• _Goal_: Below are the entries; state how many of their lines contain the string "this", and nothing more.

■ ■ ■ ■ ■ ■ ■

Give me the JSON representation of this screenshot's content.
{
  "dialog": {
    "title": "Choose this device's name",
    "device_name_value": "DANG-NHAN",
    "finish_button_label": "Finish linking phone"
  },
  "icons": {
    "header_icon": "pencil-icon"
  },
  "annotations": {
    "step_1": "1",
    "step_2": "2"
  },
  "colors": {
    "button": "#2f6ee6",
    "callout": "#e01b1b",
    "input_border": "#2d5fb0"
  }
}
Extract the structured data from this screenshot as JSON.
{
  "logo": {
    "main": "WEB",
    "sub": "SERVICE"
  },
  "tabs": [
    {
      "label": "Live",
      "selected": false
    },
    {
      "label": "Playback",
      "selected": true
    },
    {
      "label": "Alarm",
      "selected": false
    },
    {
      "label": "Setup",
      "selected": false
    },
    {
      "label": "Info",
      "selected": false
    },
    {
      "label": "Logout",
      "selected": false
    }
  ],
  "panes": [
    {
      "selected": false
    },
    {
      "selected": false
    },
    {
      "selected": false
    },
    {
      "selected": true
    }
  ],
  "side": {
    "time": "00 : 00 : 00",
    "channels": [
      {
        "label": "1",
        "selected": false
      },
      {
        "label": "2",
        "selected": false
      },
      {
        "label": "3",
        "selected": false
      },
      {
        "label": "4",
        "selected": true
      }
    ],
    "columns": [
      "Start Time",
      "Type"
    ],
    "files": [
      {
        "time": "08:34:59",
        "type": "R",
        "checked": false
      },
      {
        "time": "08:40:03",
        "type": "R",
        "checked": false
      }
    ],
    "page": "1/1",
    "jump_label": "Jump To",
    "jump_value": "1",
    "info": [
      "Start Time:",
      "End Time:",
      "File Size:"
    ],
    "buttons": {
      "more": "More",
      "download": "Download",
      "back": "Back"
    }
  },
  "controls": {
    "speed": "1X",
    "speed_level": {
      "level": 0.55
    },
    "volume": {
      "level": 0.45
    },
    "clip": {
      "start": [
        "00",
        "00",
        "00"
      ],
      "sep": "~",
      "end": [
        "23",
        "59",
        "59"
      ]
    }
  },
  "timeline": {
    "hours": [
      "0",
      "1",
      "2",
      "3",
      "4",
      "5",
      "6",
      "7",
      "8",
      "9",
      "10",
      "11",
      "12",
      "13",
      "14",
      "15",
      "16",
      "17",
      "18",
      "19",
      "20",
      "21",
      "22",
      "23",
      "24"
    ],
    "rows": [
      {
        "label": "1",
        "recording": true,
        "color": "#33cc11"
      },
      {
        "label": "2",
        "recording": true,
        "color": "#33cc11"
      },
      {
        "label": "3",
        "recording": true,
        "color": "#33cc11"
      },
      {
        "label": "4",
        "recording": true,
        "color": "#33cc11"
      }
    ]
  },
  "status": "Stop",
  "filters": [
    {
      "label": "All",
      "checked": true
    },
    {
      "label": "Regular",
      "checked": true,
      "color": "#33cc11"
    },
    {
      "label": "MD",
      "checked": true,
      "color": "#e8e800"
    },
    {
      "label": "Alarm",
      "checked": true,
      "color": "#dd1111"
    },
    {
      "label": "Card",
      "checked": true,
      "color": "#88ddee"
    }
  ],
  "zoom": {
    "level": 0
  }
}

■ ■ ■ ■ ■ ■ ■

• _The completed task_: 3